* **Given task**
Report every line below that holds the word "correction".

* **Given data**
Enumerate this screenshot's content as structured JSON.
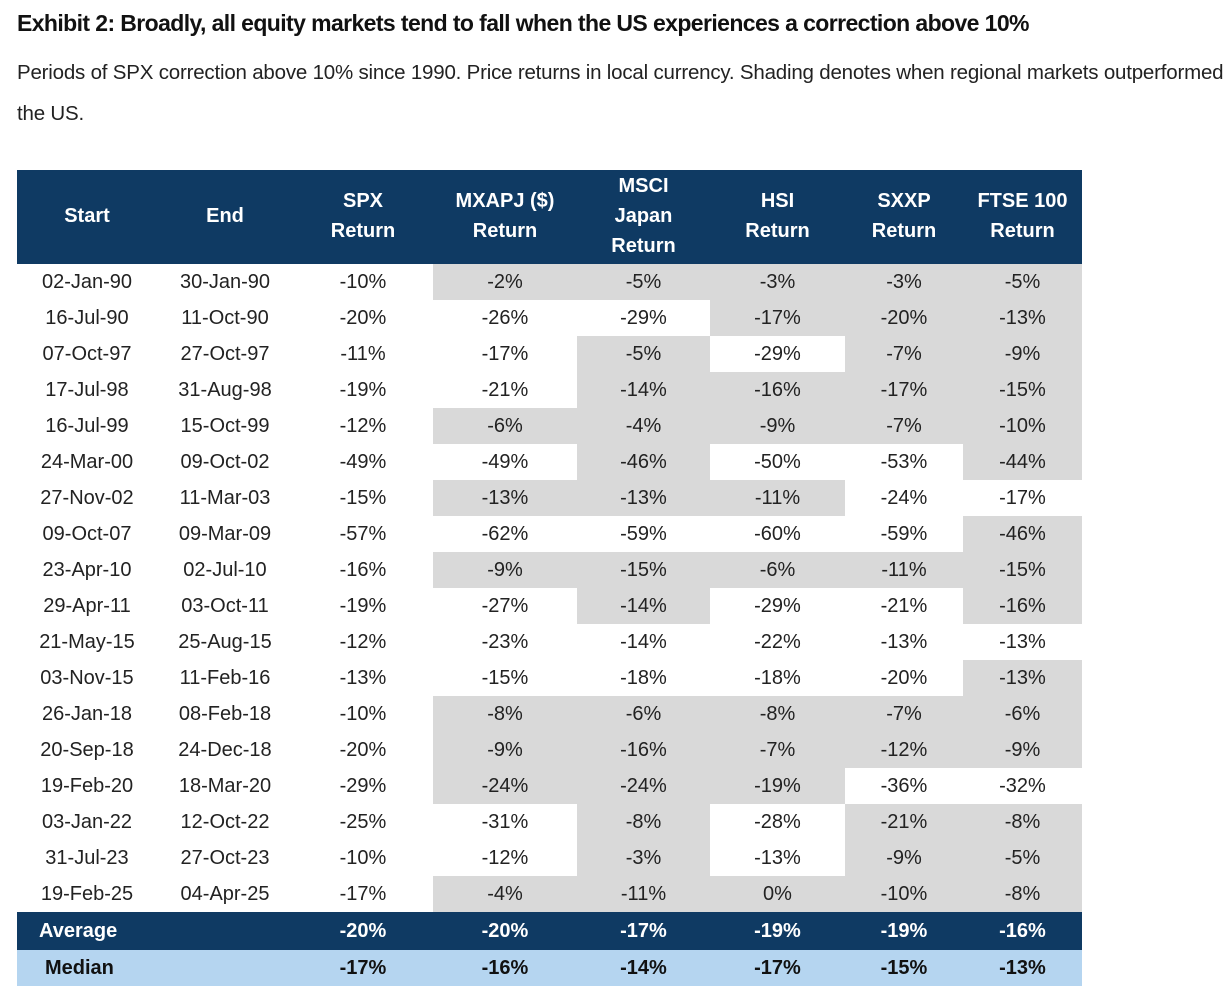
{
  "header": {
    "title": "Exhibit 2: Broadly, all equity markets tend to fall when the US experiences a correction above 10%",
    "subtitle": "Periods of SPX correction above 10% since 1990. Price returns in local currency. Shading denotes when regional markets outperformed the US."
  },
  "table": {
    "columns": [
      [
        "Start"
      ],
      [
        "End"
      ],
      [
        "SPX",
        "Return"
      ],
      [
        "MXAPJ ($)",
        "Return"
      ],
      [
        "MSCI",
        "Japan",
        "Return"
      ],
      [
        "HSI",
        "Return"
      ],
      [
        "SXXP",
        "Return"
      ],
      [
        "FTSE 100",
        "Return"
      ]
    ],
    "rows": [
      [
        "02-Jan-90",
        "30-Jan-90",
        "-10%",
        "-2%",
        "-5%",
        "-3%",
        "-3%",
        "-5%"
      ],
      [
        "16-Jul-90",
        "11-Oct-90",
        "-20%",
        "-26%",
        "-29%",
        "-17%",
        "-20%",
        "-13%"
      ],
      [
        "07-Oct-97",
        "27-Oct-97",
        "-11%",
        "-17%",
        "-5%",
        "-29%",
        "-7%",
        "-9%"
      ],
      [
        "17-Jul-98",
        "31-Aug-98",
        "-19%",
        "-21%",
        "-14%",
        "-16%",
        "-17%",
        "-15%"
      ],
      [
        "16-Jul-99",
        "15-Oct-99",
        "-12%",
        "-6%",
        "-4%",
        "-9%",
        "-7%",
        "-10%"
      ],
      [
        "24-Mar-00",
        "09-Oct-02",
        "-49%",
        "-49%",
        "-46%",
        "-50%",
        "-53%",
        "-44%"
      ],
      [
        "27-Nov-02",
        "11-Mar-03",
        "-15%",
        "-13%",
        "-13%",
        "-11%",
        "-24%",
        "-17%"
      ],
      [
        "09-Oct-07",
        "09-Mar-09",
        "-57%",
        "-62%",
        "-59%",
        "-60%",
        "-59%",
        "-46%"
      ],
      [
        "23-Apr-10",
        "02-Jul-10",
        "-16%",
        "-9%",
        "-15%",
        "-6%",
        "-11%",
        "-15%"
      ],
      [
        "29-Apr-11",
        "03-Oct-11",
        "-19%",
        "-27%",
        "-14%",
        "-29%",
        "-21%",
        "-16%"
      ],
      [
        "21-May-15",
        "25-Aug-15",
        "-12%",
        "-23%",
        "-14%",
        "-22%",
        "-13%",
        "-13%"
      ],
      [
        "03-Nov-15",
        "11-Feb-16",
        "-13%",
        "-15%",
        "-18%",
        "-18%",
        "-20%",
        "-13%"
      ],
      [
        "26-Jan-18",
        "08-Feb-18",
        "-10%",
        "-8%",
        "-6%",
        "-8%",
        "-7%",
        "-6%"
      ],
      [
        "20-Sep-18",
        "24-Dec-18",
        "-20%",
        "-9%",
        "-16%",
        "-7%",
        "-12%",
        "-9%"
      ],
      [
        "19-Feb-20",
        "18-Mar-20",
        "-29%",
        "-24%",
        "-24%",
        "-19%",
        "-36%",
        "-32%"
      ],
      [
        "03-Jan-22",
        "12-Oct-22",
        "-25%",
        "-31%",
        "-8%",
        "-28%",
        "-21%",
        "-8%"
      ],
      [
        "31-Jul-23",
        "27-Oct-23",
        "-10%",
        "-12%",
        "-3%",
        "-13%",
        "-9%",
        "-5%"
      ],
      [
        "19-Feb-25",
        "04-Apr-25",
        "-17%",
        "-4%",
        "-11%",
        "0%",
        "-10%",
        "-8%"
      ]
    ],
    "shaded": [
      [
        true,
        true,
        true,
        true,
        true
      ],
      [
        false,
        false,
        true,
        true,
        true
      ],
      [
        false,
        true,
        false,
        true,
        true
      ],
      [
        false,
        true,
        true,
        true,
        true
      ],
      [
        true,
        true,
        true,
        true,
        true
      ],
      [
        false,
        true,
        false,
        false,
        true
      ],
      [
        true,
        true,
        true,
        false,
        false
      ],
      [
        false,
        false,
        false,
        false,
        true
      ],
      [
        true,
        true,
        true,
        true,
        true
      ],
      [
        false,
        true,
        false,
        false,
        true
      ],
      [
        false,
        false,
        false,
        false,
        false
      ],
      [
        false,
        false,
        false,
        false,
        true
      ],
      [
        true,
        true,
        true,
        true,
        true
      ],
      [
        true,
        true,
        true,
        true,
        true
      ],
      [
        true,
        true,
        true,
        false,
        false
      ],
      [
        false,
        true,
        false,
        true,
        true
      ],
      [
        false,
        true,
        false,
        true,
        true
      ],
      [
        true,
        true,
        true,
        true,
        true
      ]
    ],
    "summary": [
      {
        "label": "Average",
        "values": [
          "-20%",
          "-20%",
          "-17%",
          "-19%",
          "-19%",
          "-16%"
        ]
      },
      {
        "label": "Median",
        "values": [
          "-17%",
          "-16%",
          "-14%",
          "-17%",
          "-15%",
          "-13%"
        ]
      }
    ]
  }
}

* **Exercise result**
    "title": "Exhibit 2: Broadly, all equity markets tend to fall when the US experiences a correction above 10%",
    "subtitle": "Periods of SPX correction above 10% since 1990. Price returns in local currency. Shading denotes when regional markets outperformed the US."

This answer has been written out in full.